* START INFORMATION GIVEN *

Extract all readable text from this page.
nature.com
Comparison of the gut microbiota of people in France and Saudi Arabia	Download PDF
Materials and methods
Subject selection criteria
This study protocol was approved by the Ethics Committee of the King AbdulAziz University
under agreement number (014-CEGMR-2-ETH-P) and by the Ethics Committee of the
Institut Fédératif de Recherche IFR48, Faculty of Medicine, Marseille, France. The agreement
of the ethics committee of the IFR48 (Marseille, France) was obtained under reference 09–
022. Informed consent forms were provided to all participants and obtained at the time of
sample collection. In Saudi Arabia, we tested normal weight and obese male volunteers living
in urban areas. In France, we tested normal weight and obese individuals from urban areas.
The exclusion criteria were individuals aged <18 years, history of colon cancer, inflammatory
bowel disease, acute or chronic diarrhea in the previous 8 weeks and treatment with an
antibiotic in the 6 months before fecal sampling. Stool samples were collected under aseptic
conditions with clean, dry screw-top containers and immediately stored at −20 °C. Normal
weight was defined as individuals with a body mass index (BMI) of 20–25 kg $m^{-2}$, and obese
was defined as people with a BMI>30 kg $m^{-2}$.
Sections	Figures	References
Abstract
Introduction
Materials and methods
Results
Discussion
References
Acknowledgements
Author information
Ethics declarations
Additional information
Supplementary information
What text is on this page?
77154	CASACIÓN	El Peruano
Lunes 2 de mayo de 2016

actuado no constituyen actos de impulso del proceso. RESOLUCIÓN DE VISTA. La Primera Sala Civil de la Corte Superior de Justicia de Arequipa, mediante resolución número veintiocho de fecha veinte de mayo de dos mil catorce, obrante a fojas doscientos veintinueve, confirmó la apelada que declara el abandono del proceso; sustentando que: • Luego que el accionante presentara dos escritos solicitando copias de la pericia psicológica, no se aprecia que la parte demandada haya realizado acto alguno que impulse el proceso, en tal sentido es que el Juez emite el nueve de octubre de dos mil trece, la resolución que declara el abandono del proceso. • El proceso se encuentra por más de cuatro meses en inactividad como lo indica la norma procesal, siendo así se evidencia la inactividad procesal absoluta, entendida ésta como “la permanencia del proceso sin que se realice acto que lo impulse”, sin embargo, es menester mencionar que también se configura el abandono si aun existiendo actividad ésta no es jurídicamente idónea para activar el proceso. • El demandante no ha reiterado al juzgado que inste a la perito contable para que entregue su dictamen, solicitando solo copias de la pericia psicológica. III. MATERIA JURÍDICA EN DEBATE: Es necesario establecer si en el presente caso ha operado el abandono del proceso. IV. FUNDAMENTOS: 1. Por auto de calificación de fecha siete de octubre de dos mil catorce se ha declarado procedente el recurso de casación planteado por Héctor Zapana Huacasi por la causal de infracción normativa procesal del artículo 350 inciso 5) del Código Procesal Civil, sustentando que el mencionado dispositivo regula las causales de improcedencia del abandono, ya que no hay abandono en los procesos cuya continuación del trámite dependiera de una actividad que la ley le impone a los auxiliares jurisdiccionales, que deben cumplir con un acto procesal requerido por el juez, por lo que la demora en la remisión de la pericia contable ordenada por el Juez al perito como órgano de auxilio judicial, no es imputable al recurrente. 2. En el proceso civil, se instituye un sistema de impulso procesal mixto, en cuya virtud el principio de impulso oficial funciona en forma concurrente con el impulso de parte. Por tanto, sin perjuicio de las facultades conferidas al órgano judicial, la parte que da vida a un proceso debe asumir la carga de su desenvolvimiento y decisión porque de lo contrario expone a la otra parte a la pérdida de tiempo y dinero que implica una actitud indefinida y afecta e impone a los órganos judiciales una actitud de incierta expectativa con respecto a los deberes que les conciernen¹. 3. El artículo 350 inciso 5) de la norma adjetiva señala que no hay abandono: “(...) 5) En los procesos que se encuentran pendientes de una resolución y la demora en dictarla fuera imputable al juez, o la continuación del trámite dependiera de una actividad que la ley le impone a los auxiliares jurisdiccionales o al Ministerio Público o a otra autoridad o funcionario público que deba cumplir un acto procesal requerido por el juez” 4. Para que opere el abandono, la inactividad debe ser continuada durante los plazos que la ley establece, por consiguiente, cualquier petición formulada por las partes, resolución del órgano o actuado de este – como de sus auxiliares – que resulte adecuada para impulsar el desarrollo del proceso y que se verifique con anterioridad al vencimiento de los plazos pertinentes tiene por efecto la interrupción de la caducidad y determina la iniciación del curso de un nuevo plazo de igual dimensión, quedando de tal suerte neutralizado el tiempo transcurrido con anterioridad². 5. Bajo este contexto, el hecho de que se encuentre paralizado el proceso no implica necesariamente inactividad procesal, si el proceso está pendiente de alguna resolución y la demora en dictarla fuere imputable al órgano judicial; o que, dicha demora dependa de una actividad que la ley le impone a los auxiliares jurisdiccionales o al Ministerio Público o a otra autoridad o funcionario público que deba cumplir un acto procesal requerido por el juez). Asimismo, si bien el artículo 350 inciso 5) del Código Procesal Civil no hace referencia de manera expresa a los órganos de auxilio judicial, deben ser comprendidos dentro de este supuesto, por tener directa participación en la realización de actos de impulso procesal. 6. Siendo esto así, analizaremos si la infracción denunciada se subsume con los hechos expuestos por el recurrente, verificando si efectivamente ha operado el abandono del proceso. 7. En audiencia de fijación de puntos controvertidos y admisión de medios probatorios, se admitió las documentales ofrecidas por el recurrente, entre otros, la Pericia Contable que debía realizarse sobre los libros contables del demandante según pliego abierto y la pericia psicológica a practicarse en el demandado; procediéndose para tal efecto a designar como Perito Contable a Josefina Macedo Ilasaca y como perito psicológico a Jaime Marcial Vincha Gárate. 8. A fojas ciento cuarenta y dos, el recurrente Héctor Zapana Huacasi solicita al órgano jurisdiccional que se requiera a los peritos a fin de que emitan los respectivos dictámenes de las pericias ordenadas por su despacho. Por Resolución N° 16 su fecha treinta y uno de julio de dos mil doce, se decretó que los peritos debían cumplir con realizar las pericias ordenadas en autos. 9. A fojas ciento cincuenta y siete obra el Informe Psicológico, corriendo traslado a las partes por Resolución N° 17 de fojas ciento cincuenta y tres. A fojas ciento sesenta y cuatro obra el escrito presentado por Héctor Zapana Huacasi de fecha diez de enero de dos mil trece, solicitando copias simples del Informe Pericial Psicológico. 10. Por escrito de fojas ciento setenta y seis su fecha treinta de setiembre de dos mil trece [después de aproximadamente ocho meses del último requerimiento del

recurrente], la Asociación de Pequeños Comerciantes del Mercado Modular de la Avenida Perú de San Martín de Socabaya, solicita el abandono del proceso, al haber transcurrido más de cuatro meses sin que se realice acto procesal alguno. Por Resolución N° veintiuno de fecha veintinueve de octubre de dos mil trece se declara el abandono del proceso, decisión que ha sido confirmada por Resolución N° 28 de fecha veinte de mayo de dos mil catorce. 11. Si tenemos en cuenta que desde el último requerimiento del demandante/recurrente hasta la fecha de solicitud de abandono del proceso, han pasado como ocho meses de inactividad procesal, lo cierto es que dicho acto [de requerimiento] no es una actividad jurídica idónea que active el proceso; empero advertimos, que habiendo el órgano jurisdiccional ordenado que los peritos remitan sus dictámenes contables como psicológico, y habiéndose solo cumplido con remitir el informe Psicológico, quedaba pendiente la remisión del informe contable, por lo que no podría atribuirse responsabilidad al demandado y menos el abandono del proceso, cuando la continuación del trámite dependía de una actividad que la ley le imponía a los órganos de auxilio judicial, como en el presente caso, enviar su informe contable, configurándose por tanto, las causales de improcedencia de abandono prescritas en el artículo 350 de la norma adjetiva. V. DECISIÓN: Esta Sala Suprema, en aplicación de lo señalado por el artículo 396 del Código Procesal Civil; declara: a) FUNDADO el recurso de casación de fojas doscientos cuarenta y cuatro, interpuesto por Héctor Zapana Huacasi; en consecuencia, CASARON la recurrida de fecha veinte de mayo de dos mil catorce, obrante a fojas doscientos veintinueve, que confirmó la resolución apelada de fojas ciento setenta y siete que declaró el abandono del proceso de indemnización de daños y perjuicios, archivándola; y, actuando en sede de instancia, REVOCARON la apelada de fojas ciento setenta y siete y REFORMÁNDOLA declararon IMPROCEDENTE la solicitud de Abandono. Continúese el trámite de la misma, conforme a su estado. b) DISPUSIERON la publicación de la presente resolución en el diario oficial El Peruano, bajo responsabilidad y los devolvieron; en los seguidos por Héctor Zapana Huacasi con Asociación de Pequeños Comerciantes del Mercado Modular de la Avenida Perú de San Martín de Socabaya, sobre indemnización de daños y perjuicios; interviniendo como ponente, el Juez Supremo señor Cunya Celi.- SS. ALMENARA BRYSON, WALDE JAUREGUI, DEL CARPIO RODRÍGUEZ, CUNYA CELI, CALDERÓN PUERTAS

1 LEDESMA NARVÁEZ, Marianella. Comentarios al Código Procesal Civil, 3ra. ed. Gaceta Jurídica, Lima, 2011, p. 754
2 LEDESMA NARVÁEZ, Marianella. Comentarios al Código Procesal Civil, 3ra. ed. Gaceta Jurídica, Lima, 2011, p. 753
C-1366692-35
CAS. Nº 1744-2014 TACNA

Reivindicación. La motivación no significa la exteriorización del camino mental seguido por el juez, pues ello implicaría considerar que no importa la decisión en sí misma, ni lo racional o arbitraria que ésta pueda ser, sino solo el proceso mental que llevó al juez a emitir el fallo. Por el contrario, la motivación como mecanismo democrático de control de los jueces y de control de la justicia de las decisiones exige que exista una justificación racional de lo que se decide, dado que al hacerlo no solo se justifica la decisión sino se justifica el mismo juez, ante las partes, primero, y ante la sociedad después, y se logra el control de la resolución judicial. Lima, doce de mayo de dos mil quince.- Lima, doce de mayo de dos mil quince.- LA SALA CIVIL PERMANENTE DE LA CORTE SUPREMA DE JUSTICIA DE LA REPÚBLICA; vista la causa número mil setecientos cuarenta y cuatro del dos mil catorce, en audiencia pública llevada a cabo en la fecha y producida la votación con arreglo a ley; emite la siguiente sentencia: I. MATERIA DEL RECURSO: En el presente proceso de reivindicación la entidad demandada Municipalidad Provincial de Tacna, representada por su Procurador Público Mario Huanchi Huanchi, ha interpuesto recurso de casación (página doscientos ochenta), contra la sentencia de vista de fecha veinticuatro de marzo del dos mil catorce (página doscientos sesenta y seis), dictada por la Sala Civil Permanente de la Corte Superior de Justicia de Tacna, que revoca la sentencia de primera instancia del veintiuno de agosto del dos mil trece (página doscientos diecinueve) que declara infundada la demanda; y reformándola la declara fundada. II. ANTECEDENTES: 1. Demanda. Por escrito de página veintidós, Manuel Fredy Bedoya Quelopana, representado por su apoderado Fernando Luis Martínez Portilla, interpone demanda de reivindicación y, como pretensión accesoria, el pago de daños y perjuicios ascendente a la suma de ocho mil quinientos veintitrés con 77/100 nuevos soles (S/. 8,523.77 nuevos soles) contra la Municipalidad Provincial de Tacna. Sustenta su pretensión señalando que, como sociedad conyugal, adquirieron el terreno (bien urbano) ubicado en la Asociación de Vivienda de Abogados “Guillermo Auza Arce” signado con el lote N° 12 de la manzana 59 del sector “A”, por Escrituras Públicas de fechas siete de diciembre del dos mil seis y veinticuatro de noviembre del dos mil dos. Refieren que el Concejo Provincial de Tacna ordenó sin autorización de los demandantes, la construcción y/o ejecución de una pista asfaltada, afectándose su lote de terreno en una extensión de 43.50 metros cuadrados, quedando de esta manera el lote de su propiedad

* END INFORMATION GIVEN *

PROBLEM TO SOLVE: Write only the number of lines in the records that include the word "References".

ANSWER BELOW: 2